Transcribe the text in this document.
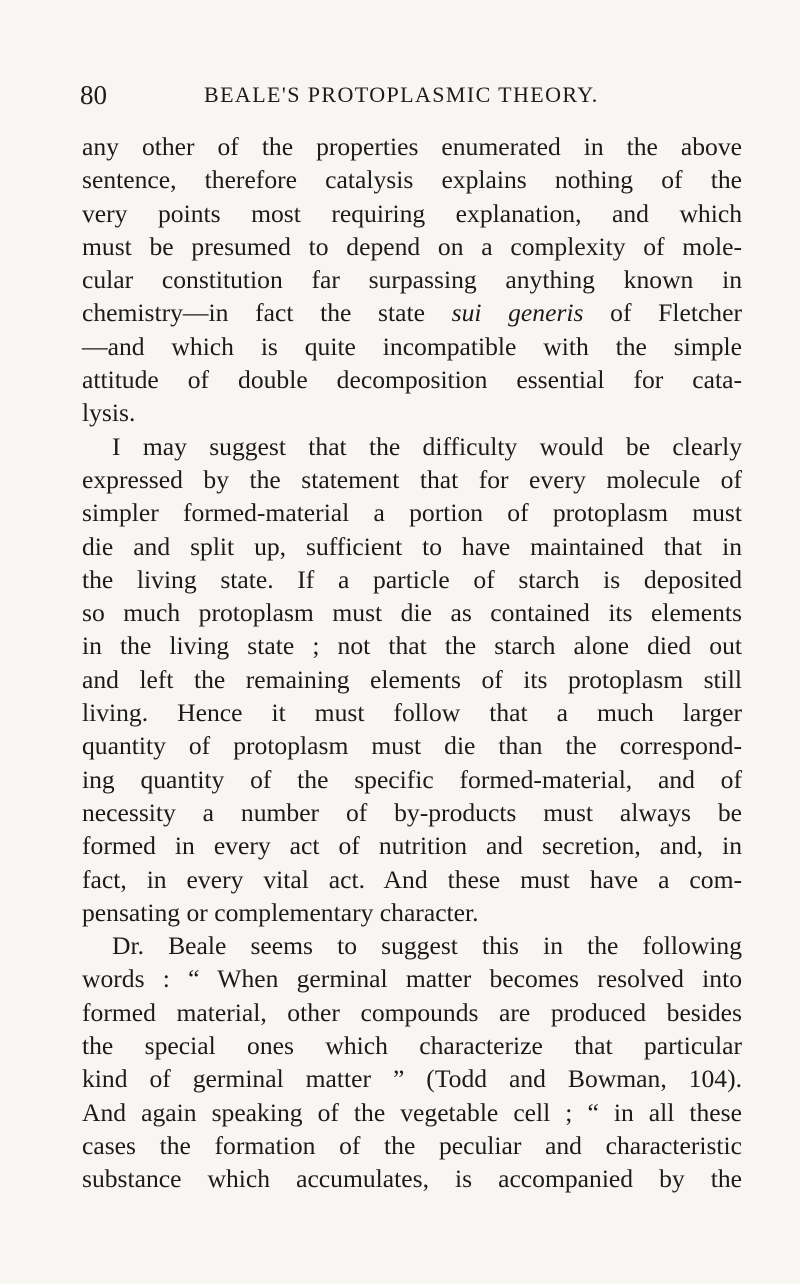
80	BEALE'S PROTOPLASMIC THEORY.
any other of the properties enumerated in the above
sentence, therefore catalysis explains nothing of the
very points most requiring explanation, and which
must be presumed to depend on a complexity of mole-
cular constitution far surpassing anything known in
chemistry—in fact the state sui generis of Fletcher
—and which is quite incompatible with the simple
attitude of double decomposition essential for cata-
lysis.
I may suggest that the difficulty would be clearly
expressed by the statement that for every molecule of
simpler formed-material a portion of protoplasm must
die and split up, sufficient to have maintained that in
the living state. If a particle of starch is deposited
so much protoplasm must die as contained its elements
in the living state ; not that the starch alone died out
and left the remaining elements of its protoplasm still
living. Hence it must follow that a much larger
quantity of protoplasm must die than the correspond-
ing quantity of the specific formed-material, and of
necessity a number of by-products must always be
formed in every act of nutrition and secretion, and, in
fact, in every vital act. And these must have a com-
pensating or complementary character.
Dr. Beale seems to suggest this in the following
words : “ When germinal matter becomes resolved into
formed material, other compounds are produced besides
the special ones which characterize that particular
kind of germinal matter ” (Todd and Bowman, 104).
And again speaking of the vegetable cell ; “ in all these
cases the formation of the peculiar and characteristic
substance which accumulates, is accompanied by the
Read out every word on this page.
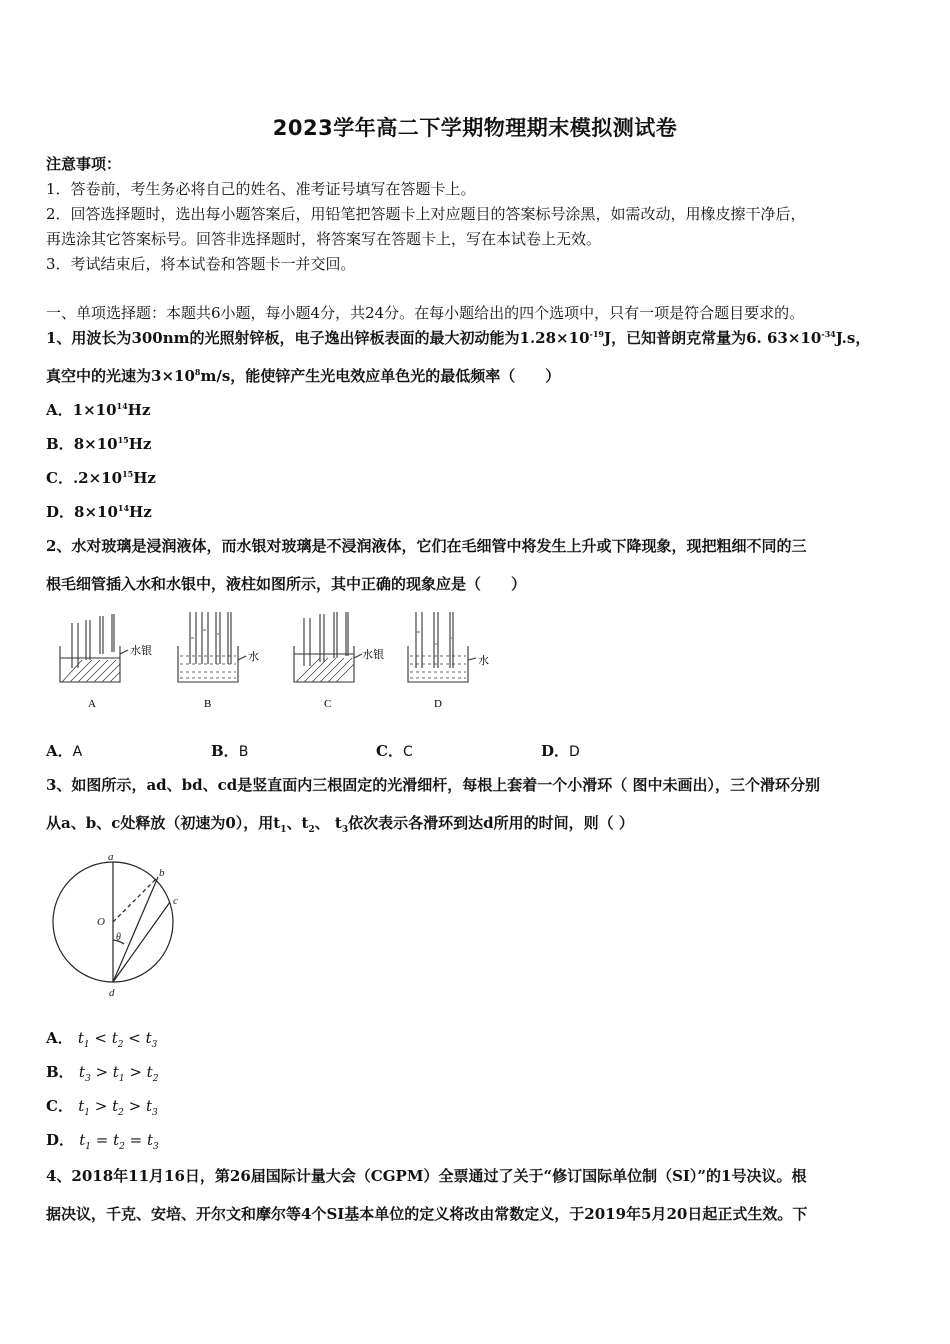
2023学年高二下学期物理期末模拟测试卷
注意事项：
1．答卷前，考生务必将自己的姓名、准考证号填写在答题卡上。
2．回答选择题时，选出每小题答案后，用铅笔把答题卡上对应题目的答案标号涂黑，如需改动，用橡皮擦干净后，
再选涂其它答案标号。回答非选择题时，将答案写在答题卡上，写在本试卷上无效。
3．考试结束后，将本试卷和答题卡一并交回。
一、单项选择题：本题共6小题，每小题4分，共24分。在每小题给出的四个选项中，只有一项是符合题目要求的。
1、用波长为300nm的光照射锌板，电子逸出锌板表面的最大初动能为$1.28\times 10^{-19}J$，已知普朗克常量为6. $63\times 10^{-34}J.s$，
真空中的光速为$3\times 10^8m/s$，能使锌产生光电效应单色光的最低频率（　　）
A．$1\times 10^{14}Hz$
B．$8\times 10^{15}Hz$
C．$.2\times 10^{15}Hz$
D．$8\times 10^{14}Hz$
2、水对玻璃是浸润液体，而水银对玻璃是不浸润液体，它们在毛细管中将发生上升或下降现象，现把粗细不同的三
根毛细管插入水和水银中，液柱如图所示，其中正确的现象应是（　　）
水银	水	水银	水
A	B	C	D
A．A	B．B	C．C	D．D
3、如图所示，ad、bd、cd是竖直面内三根固定的光滑细杆，每根上套着一个小滑环（ 图中未画出），三个滑环分别
从a、b、c处释放（初速为0），用$t_1$、$t_2$、 $t_3$依次表示各滑环到达d所用的时间，则（ ）
a
b
c
d
O
θ
A． $t_1 < t_2 < t_3$
B． $t_3 > t_1 > t_2$
C． $t_1 > t_2 > t_3$
D． $t_1 = t_2 = t_3$
4、2018年11月16日，第26届国际计量大会（CGPM）全票通过了关于“修订国际单位制（SI）”的1号决议。根
据决议，千克、安培、开尔文和摩尔等4个SI基本单位的定义将改由常数定义，于2019年5月20日起正式生效。下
-*-
> [What the task asks]
From the listing above, collect every line that mentions the word "other".

> [Exercise solution]
any other of the properties enumerated in the above
formed material, other compounds are produced besides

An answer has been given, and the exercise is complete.